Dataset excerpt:
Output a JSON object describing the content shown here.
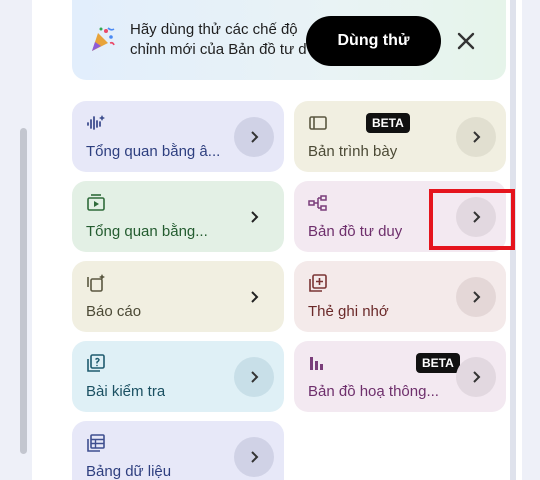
{
  "banner": {
    "line1": "Hãy dùng thử các chế độ",
    "line2": "chỉnh mới của Bản đồ tư d",
    "try_button": "Dùng thử"
  },
  "cards": [
    {
      "label": "Tổng quan bằng â...",
      "icon": "audio-sparkle-icon"
    },
    {
      "label": "Bản trình bày",
      "icon": "slides-icon",
      "badge": "BETA"
    },
    {
      "label": "Tổng quan bằng...",
      "icon": "video-play-icon"
    },
    {
      "label": "Bản đồ tư duy",
      "icon": "mind-map-icon"
    },
    {
      "label": "Báo cáo",
      "icon": "report-sparkle-icon"
    },
    {
      "label": "Thẻ ghi nhớ",
      "icon": "flashcard-icon"
    },
    {
      "label": "Bài kiểm tra",
      "icon": "quiz-icon"
    },
    {
      "label": "Bản đồ hoạ thông...",
      "icon": "infographic-icon",
      "badge": "BETA"
    },
    {
      "label": "Bảng dữ liệu",
      "icon": "data-table-icon"
    }
  ]
}
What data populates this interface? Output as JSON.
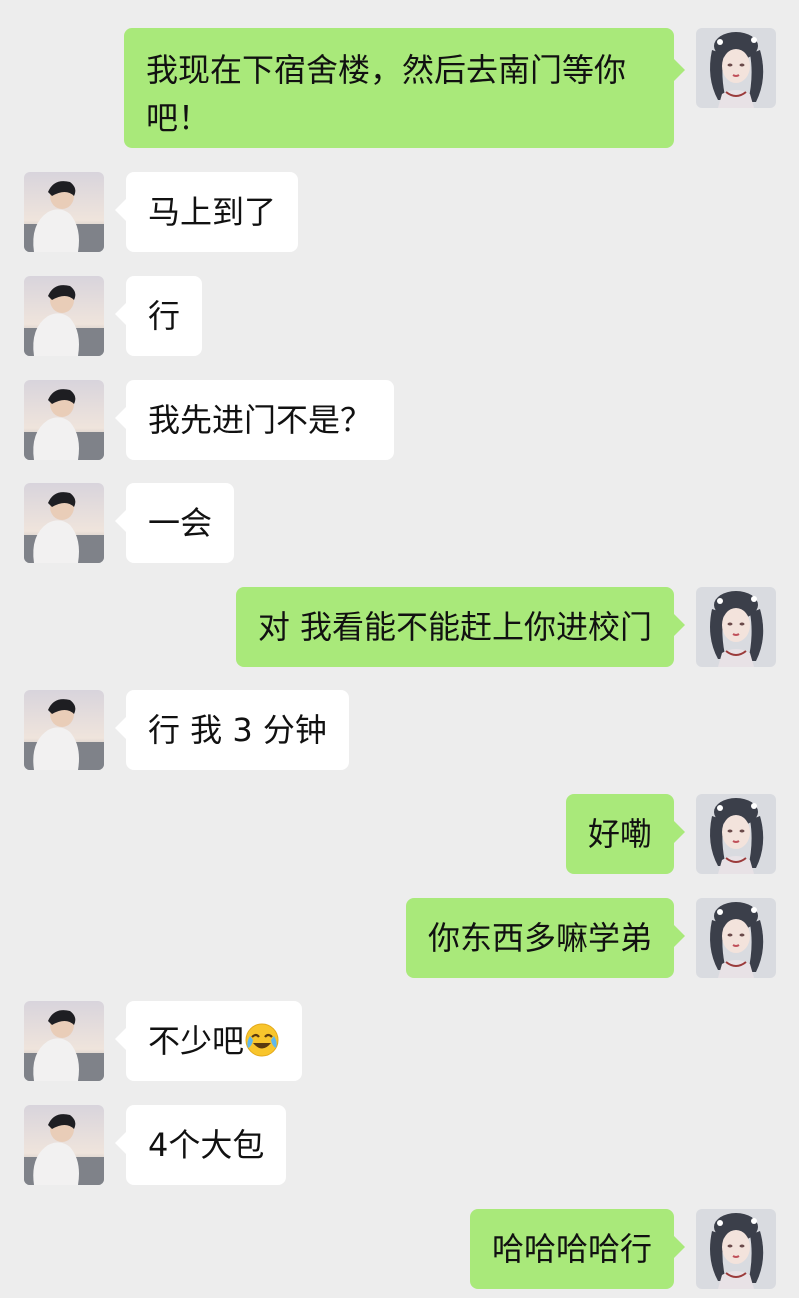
{
  "chat": {
    "messages": [
      {
        "side": "right",
        "text": "我现在下宿舍楼，然后去南门等你吧！"
      },
      {
        "side": "left",
        "text": "马上到了"
      },
      {
        "side": "left",
        "text": "行"
      },
      {
        "side": "left",
        "text": "我先进门不是？"
      },
      {
        "side": "left",
        "text": "一会"
      },
      {
        "side": "right",
        "text": "对 我看能不能赶上你进校门"
      },
      {
        "side": "left",
        "text": "行 我 3 分钟"
      },
      {
        "side": "right",
        "text": "好嘞"
      },
      {
        "side": "right",
        "text": "你东西多嘛学弟"
      },
      {
        "side": "left",
        "text": "不少吧",
        "emoji": "crying-laughing-emoji"
      },
      {
        "side": "left",
        "text": "4个大包"
      },
      {
        "side": "right",
        "text": "哈哈哈哈行"
      }
    ]
  },
  "colors": {
    "background": "#ededed",
    "incoming_bubble": "#ffffff",
    "outgoing_bubble": "#a9e97a",
    "text": "#111111"
  },
  "icons": {
    "contact_avatar": "boy-avatar-photo",
    "self_avatar": "girl-avatar-illustration"
  }
}
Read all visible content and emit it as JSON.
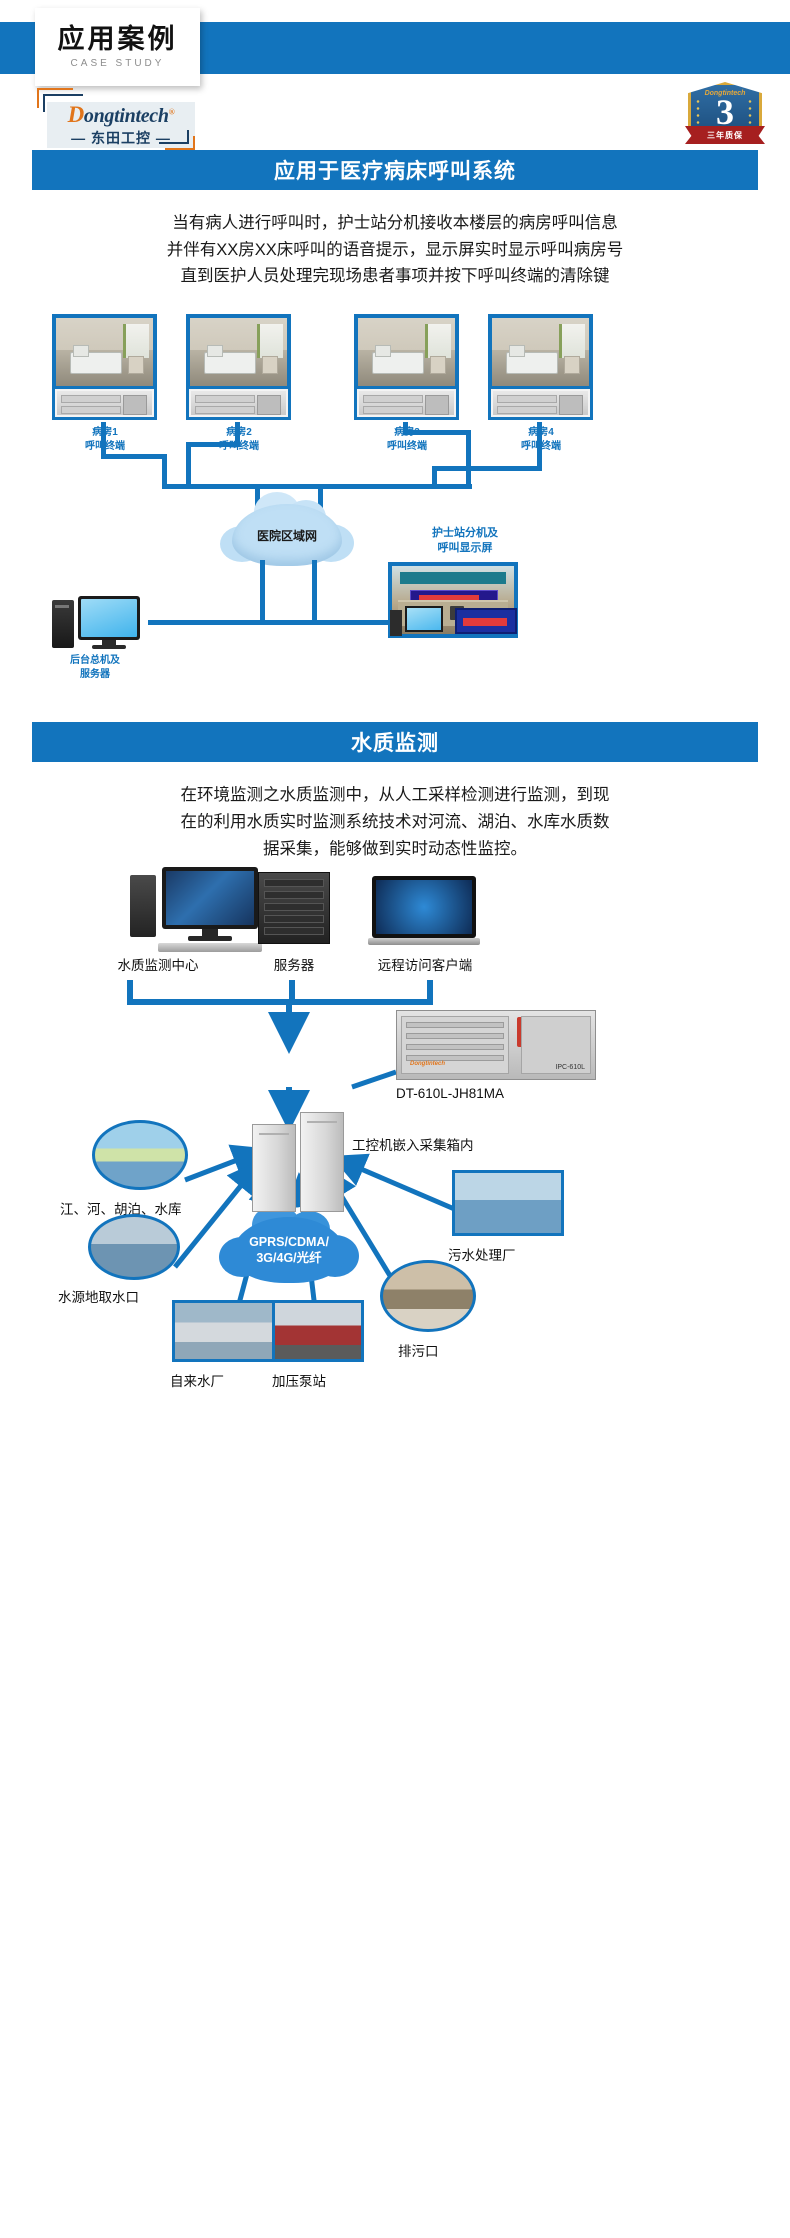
{
  "banner": {
    "title_cn": "应用案例",
    "title_en": "CASE STUDY"
  },
  "logo": {
    "brand_en": "Dongtintech",
    "registered_mark": "®",
    "brand_cn": "— 东田工控 —"
  },
  "badge": {
    "number": "3",
    "brand": "Dongtintech",
    "ribbon_text": "三年质保"
  },
  "sections": [
    {
      "id": "hospital",
      "header": "应用于医疗病床呼叫系统",
      "paragraph": [
        "当有病人进行呼叫时，护士站分机接收本楼层的病房呼叫信息",
        "并伴有XX房XX床呼叫的语音提示，显示屏实时显示呼叫病房号",
        "直到医护人员处理完现场患者事项并按下呼叫终端的清除键"
      ],
      "diagram": {
        "rooms": [
          {
            "label_line1": "病房1",
            "label_line2": "呼叫终端"
          },
          {
            "label_line1": "病房2",
            "label_line2": "呼叫终端"
          },
          {
            "label_line1": "病房3",
            "label_line2": "呼叫终端"
          },
          {
            "label_line1": "病房4",
            "label_line2": "呼叫终端"
          }
        ],
        "cloud_label": "医院区域网",
        "nurse_label_line1": "护士站分机及",
        "nurse_label_line2": "呼叫显示屏",
        "server_label_line1": "后台总机及",
        "server_label_line2": "服务器"
      }
    },
    {
      "id": "water",
      "header": "水质监测",
      "paragraph": [
        "在环境监测之水质监测中，从人工采样检测进行监测，到现",
        "在的利用水质实时监测系统技术对河流、湖泊、水库水质数",
        "据采集，能够做到实时动态性监控。"
      ],
      "diagram": {
        "top_nodes": [
          "水质监测中心",
          "服务器",
          "远程访问客户端"
        ],
        "network_line1": "GPRS/CDMA/",
        "network_line2": "3G/4G/光纤",
        "device_model": "DT-610L-JH81MA",
        "cabinet_label": "工控机嵌入采集箱内",
        "sources": [
          "江、河、胡泊、水库",
          "水源地取水口",
          "自来水厂",
          "加压泵站",
          "排污口",
          "污水处理厂"
        ]
      }
    }
  ],
  "colors": {
    "brand_blue": "#1274bd",
    "logo_orange": "#e1751b",
    "logo_navy": "#1b3f63",
    "badge_gold": "#d9a93b",
    "ribbon_red": "#a61f1f"
  }
}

## WORK TO BE COMPLETED
Skip the pictures, then retype every line above exactly.

## EXPECTED OUTPUT
Output a JSON object describing the content shown here.
{
  "banner": {
    "line1": "Hãy dùng thử các chế độ",
    "line2": "chỉnh mới của Bản đồ tư d",
    "try_button": "Dùng thử"
  },
  "cards": [
    {
      "label": "Tổng quan bằng â...",
      "icon": "audio-sparkle-icon"
    },
    {
      "label": "Bản trình bày",
      "icon": "slides-icon",
      "badge": "BETA"
    },
    {
      "label": "Tổng quan bằng...",
      "icon": "video-play-icon"
    },
    {
      "label": "Bản đồ tư duy",
      "icon": "mind-map-icon"
    },
    {
      "label": "Báo cáo",
      "icon": "report-sparkle-icon"
    },
    {
      "label": "Thẻ ghi nhớ",
      "icon": "flashcard-icon"
    },
    {
      "label": "Bài kiểm tra",
      "icon": "quiz-icon"
    },
    {
      "label": "Bản đồ hoạ thông...",
      "icon": "infographic-icon",
      "badge": "BETA"
    },
    {
      "label": "Bảng dữ liệu",
      "icon": "data-table-icon"
    }
  ]
}
What data populates this interface? Output as JSON.
{
  "chat": {
    "messages": [
      {
        "side": "right",
        "text": "我现在下宿舍楼，然后去南门等你吧！"
      },
      {
        "side": "left",
        "text": "马上到了"
      },
      {
        "side": "left",
        "text": "行"
      },
      {
        "side": "left",
        "text": "我先进门不是？"
      },
      {
        "side": "left",
        "text": "一会"
      },
      {
        "side": "right",
        "text": "对 我看能不能赶上你进校门"
      },
      {
        "side": "left",
        "text": "行 我 3 分钟"
      },
      {
        "side": "right",
        "text": "好嘞"
      },
      {
        "side": "right",
        "text": "你东西多嘛学弟"
      },
      {
        "side": "left",
        "text": "不少吧",
        "emoji": "crying-laughing-emoji"
      },
      {
        "side": "left",
        "text": "4个大包"
      },
      {
        "side": "right",
        "text": "哈哈哈哈行"
      }
    ]
  },
  "colors": {
    "background": "#ededed",
    "incoming_bubble": "#ffffff",
    "outgoing_bubble": "#a9e97a",
    "text": "#111111"
  },
  "icons": {
    "contact_avatar": "boy-avatar-photo",
    "self_avatar": "girl-avatar-illustration"
  }
}
Read all visible content and emit it as JSON.
{
  "banner": {
    "title_cn": "应用案例",
    "title_en": "CASE STUDY"
  },
  "logo": {
    "brand_en": "Dongtintech",
    "registered_mark": "®",
    "brand_cn": "— 东田工控 —"
  },
  "badge": {
    "number": "3",
    "brand": "Dongtintech",
    "ribbon_text": "三年质保"
  },
  "sections": [
    {
      "id": "hospital",
      "header": "应用于医疗病床呼叫系统",
      "paragraph": [
        "当有病人进行呼叫时，护士站分机接收本楼层的病房呼叫信息",
        "并伴有XX房XX床呼叫的语音提示，显示屏实时显示呼叫病房号",
        "直到医护人员处理完现场患者事项并按下呼叫终端的清除键"
      ],
      "diagram": {
        "rooms": [
          {
            "label_line1": "病房1",
            "label_line2": "呼叫终端"
          },
          {
            "label_line1": "病房2",
            "label_line2": "呼叫终端"
          },
          {
            "label_line1": "病房3",
            "label_line2": "呼叫终端"
          },
          {
            "label_line1": "病房4",
            "label_line2": "呼叫终端"
          }
        ],
        "cloud_label": "医院区域网",
        "nurse_label_line1": "护士站分机及",
        "nurse_label_line2": "呼叫显示屏",
        "server_label_line1": "后台总机及",
        "server_label_line2": "服务器"
      }
    },
    {
      "id": "water",
      "header": "水质监测",
      "paragraph": [
        "在环境监测之水质监测中，从人工采样检测进行监测，到现",
        "在的利用水质实时监测系统技术对河流、湖泊、水库水质数",
        "据采集，能够做到实时动态性监控。"
      ],
      "diagram": {
        "top_nodes": [
          "水质监测中心",
          "服务器",
          "远程访问客户端"
        ],
        "network_line1": "GPRS/CDMA/",
        "network_line2": "3G/4G/光纤",
        "device_model": "DT-610L-JH81MA",
        "cabinet_label": "工控机嵌入采集箱内",
        "sources": [
          "江、河、胡泊、水库",
          "水源地取水口",
          "自来水厂",
          "加压泵站",
          "排污口",
          "污水处理厂"
        ]
      }
    }
  ],
  "colors": {
    "brand_blue": "#1274bd",
    "logo_orange": "#e1751b",
    "logo_navy": "#1b3f63",
    "badge_gold": "#d9a93b",
    "ribbon_red": "#a61f1f"
  }
}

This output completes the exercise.